— START OF Records provided —

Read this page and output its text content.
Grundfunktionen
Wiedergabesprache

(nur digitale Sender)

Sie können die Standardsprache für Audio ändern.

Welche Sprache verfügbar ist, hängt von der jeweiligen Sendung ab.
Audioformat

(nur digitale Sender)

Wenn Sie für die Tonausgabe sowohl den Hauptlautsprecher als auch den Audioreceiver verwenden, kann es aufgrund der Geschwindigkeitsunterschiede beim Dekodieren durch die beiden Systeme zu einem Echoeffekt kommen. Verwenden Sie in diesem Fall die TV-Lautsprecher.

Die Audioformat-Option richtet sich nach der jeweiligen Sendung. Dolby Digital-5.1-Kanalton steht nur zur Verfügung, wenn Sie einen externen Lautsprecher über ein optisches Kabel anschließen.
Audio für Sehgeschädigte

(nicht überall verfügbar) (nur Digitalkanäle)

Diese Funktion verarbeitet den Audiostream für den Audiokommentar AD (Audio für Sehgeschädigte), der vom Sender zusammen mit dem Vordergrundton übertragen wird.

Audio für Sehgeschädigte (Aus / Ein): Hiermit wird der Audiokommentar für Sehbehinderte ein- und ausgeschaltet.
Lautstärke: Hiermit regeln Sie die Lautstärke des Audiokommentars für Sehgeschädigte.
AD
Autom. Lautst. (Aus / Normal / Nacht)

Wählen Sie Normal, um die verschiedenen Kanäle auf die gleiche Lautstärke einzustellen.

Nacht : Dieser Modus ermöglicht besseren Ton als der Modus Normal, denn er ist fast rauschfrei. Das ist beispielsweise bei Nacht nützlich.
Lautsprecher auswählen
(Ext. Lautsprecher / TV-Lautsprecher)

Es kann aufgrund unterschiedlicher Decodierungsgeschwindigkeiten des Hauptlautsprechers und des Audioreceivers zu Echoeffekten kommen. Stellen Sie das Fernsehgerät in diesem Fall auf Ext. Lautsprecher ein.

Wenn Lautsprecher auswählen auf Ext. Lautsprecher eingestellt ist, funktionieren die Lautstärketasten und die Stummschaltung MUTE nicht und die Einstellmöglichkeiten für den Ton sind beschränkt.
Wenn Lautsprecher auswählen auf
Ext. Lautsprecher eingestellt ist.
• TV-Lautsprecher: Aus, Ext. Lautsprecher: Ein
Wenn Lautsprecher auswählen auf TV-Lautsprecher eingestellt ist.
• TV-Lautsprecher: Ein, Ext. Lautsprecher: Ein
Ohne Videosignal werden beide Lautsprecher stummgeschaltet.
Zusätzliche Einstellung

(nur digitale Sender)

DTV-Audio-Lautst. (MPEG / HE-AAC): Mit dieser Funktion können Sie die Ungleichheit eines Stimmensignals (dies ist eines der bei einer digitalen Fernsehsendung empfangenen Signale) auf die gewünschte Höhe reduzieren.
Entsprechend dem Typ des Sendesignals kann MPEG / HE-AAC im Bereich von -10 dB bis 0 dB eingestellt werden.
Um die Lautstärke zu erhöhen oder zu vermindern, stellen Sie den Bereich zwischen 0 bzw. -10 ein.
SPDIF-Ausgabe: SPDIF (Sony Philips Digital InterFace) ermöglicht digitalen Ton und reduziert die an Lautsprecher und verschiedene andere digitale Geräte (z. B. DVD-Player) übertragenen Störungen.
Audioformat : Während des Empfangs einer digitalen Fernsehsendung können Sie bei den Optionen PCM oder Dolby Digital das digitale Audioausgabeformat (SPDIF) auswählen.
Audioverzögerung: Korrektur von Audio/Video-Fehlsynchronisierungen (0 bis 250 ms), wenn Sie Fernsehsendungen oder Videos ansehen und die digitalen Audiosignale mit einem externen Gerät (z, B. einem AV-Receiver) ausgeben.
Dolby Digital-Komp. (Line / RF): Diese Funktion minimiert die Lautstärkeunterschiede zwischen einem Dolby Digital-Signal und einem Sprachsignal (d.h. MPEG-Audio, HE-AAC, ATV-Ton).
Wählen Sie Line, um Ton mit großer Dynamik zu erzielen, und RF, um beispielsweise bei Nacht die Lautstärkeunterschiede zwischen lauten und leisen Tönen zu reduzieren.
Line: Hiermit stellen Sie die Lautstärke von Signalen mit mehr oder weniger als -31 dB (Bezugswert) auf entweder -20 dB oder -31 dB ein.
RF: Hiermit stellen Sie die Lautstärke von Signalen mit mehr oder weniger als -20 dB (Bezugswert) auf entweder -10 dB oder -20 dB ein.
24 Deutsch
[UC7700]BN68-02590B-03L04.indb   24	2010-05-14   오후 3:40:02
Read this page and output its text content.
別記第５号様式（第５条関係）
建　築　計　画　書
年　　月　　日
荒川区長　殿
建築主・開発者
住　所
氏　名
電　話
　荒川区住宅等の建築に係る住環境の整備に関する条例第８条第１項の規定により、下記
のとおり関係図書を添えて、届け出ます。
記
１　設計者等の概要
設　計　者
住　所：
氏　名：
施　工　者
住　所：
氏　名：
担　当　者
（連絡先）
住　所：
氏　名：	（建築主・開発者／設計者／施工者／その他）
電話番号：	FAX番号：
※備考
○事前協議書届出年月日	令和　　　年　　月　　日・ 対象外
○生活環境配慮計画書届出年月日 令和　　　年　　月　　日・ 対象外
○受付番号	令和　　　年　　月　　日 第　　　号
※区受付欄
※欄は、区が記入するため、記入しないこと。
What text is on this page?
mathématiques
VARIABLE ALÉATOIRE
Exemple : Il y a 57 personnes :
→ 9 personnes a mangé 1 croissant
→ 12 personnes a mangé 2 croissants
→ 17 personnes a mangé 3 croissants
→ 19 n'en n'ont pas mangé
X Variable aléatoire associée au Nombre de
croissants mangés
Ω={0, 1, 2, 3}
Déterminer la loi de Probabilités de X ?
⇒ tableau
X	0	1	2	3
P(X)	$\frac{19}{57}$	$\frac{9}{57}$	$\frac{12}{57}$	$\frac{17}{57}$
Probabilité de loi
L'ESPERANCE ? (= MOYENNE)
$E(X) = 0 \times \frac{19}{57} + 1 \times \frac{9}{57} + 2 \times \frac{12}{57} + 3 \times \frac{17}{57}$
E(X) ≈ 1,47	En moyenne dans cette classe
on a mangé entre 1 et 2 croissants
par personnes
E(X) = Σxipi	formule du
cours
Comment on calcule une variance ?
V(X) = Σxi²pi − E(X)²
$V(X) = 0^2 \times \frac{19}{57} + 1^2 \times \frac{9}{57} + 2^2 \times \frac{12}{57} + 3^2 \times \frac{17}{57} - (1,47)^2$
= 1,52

— END OF Records provided —

# The task:
Extract every line above containing the word "ermöglicht".

# Written answer:
Nacht : Dieser Modus ermöglicht besseren Ton als der Modus Normal, denn er ist fast rauschfrei. Das ist beispielsweise bei Nacht nützlich.
SPDIF-Ausgabe: SPDIF (Sony Philips Digital InterFace) ermöglicht digitalen Ton und reduziert die an Lautsprecher und verschiedene andere digitale Geräte (z. B. DVD-Player) übertragenen Störungen.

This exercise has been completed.